● Teks yang Disediakan
+---+
Frekuensi listrik padam mungkin bakal lebih tinggi lagi akibat timpangnya ketersediaan dengan permintaan, terutama pada masa beban puncak.

Di tengah membaiknya kesejahteraan warga, konsumsi listrik dari waktu ke waktu terus meningkat. Di era serbaelektronik sekarang ini, ketergantungan manusia terhadap listrik kian tinggi. Begitu listrik padam, orang menjadi kelabakan. Oleh karena itu, listrik saat ini menjadi kebutuhan primer, setidaknya bagi warga di perkotaan.

PT PLN selaku pemasok utama kebutuhan listrik masyarakat menyadari kian tingginya konsumsi listrik. Secara bisnis PLN tidak akan kesulitan menebus biaya listrik dari perusahaan pembangkit listrik.

Masalahnya, untuk membangun pembangkit listrik tidak mudah. Di era demokrasi sekarang ini, tidak ada proyek berskala besar tanpa diwarnai unjuk rasa dan penolakan. Apa pun motifnya.

Rencana pembangunan pembangkit listrik tenaga uap (PLTU) di Kabupaten Batang, Jawa Tengah, misalnya, sudah lebih dari empat tahun. Namun kemajuannya tidak signifikan. Sebagian warga di sekitar lokasi tersebut terus menolak. Bahkan, setelah mendapat advokasi LSM berjaringan internasional, rencana penolakan PLTU Batang kian kencang. Rencana investor PT Bhimasena Power Indonesia bisa membangun PLTU berkapasitas 2x1.000 MW pada akhir 2014 sepertinya sulit terealisasi.
+---+
● Entri yang Disediakan

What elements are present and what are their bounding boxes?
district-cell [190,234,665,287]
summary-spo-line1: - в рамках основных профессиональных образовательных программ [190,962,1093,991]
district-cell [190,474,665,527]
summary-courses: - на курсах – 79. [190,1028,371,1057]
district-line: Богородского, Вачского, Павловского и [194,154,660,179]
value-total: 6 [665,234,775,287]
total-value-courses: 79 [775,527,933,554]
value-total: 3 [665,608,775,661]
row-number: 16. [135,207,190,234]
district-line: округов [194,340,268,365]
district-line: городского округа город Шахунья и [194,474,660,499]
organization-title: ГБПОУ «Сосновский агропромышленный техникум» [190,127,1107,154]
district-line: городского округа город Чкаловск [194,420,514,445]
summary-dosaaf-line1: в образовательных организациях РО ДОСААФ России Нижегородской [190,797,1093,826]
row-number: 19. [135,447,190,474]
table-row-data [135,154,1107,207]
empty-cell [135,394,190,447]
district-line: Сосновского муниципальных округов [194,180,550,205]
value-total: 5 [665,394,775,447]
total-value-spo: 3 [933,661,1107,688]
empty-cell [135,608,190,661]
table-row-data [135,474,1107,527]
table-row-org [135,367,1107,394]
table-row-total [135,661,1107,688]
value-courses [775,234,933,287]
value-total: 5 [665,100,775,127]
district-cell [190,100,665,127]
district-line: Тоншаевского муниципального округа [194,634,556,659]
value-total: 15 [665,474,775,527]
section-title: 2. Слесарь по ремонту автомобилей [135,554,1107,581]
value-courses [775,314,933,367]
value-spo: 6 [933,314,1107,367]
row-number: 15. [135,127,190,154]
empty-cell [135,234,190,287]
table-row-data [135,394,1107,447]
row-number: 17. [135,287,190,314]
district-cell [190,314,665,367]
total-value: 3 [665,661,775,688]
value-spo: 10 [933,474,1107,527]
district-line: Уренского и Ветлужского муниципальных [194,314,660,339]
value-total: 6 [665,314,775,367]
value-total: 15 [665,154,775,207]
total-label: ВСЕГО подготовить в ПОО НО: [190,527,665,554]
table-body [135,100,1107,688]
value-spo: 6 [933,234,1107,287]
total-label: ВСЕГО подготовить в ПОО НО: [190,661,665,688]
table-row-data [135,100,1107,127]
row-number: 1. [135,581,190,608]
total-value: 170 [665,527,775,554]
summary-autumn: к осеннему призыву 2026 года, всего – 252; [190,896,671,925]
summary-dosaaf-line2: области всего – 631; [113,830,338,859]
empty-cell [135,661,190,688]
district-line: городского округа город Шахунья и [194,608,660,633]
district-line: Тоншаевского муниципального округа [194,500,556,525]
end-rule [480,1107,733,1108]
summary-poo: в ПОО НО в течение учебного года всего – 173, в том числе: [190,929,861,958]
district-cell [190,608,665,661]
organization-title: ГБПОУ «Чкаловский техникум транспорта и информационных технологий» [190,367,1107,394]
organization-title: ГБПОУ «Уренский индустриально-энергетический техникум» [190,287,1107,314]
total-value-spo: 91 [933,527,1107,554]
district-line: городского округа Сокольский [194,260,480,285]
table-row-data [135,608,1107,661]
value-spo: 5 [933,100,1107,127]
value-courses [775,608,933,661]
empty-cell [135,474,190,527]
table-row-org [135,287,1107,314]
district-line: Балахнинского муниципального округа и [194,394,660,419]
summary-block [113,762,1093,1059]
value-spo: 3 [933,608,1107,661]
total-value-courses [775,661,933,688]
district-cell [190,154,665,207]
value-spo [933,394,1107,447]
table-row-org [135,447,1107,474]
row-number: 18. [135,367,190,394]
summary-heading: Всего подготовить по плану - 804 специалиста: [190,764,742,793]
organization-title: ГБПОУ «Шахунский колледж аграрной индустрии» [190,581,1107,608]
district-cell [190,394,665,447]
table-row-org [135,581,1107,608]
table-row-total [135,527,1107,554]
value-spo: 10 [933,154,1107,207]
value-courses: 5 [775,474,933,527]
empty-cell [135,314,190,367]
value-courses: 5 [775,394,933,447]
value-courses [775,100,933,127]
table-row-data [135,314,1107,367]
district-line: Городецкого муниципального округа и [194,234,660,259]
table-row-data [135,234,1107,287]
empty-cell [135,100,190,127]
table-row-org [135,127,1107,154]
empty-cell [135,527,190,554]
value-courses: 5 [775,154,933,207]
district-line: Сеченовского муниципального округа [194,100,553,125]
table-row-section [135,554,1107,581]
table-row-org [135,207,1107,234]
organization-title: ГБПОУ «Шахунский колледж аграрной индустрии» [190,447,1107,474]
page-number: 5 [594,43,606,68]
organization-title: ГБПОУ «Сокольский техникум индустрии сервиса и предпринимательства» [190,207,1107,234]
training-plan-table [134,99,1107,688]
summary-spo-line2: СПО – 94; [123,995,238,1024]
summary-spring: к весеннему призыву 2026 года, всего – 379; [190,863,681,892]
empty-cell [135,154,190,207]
+---+
● Daftar Tugas
[A] Ambil dari entri setiap baris yang memuat kata "Тоншаевского".
[B] Lanjutkan teks tentang pasokan listrik dan PLN setelah kalimat terakhirnya.
Teks dan entri di atas tidak berkaitan satu sama lain.

● Hasil per Tugas
[A]
district-line: Тоншаевского муниципального округа [194,634,556,659]
district-line: Тоншаевского муниципального округа [194,500,556,525]

[B]
Kapasitas terpasang PLTU Batang sebanyak itu bisa menutup kekurangan atas kebutuhan domestik Jawa Tengah yang hingga kini mencapai 4.000 MW. Sejumlah pembangkit di Jateng menghasilkan sekitar 2.000 MW, sedangkan kekurangan dalam jumlah relatif sama besar selama ini dipenuhi oleh jaringan interkoneksi Jawa-Bali. Padahal, jaringan ini tidak hanya memasok kekurangan setrum di Jateng.

Oleh karena itu membangun pembangkit baru merupakan keniscayaan bila tidak ingin perekonomian dan kesejahteraan warga Jateng stagnan bahkan malah mundur. Rencana relokasi sejumlah industri dari Jabodetabek ke Jateng harus dibarengi dengan ketersediaan setrum yang memadai. Tanpa dukungan listrik, industri tidak bisa beroperasi.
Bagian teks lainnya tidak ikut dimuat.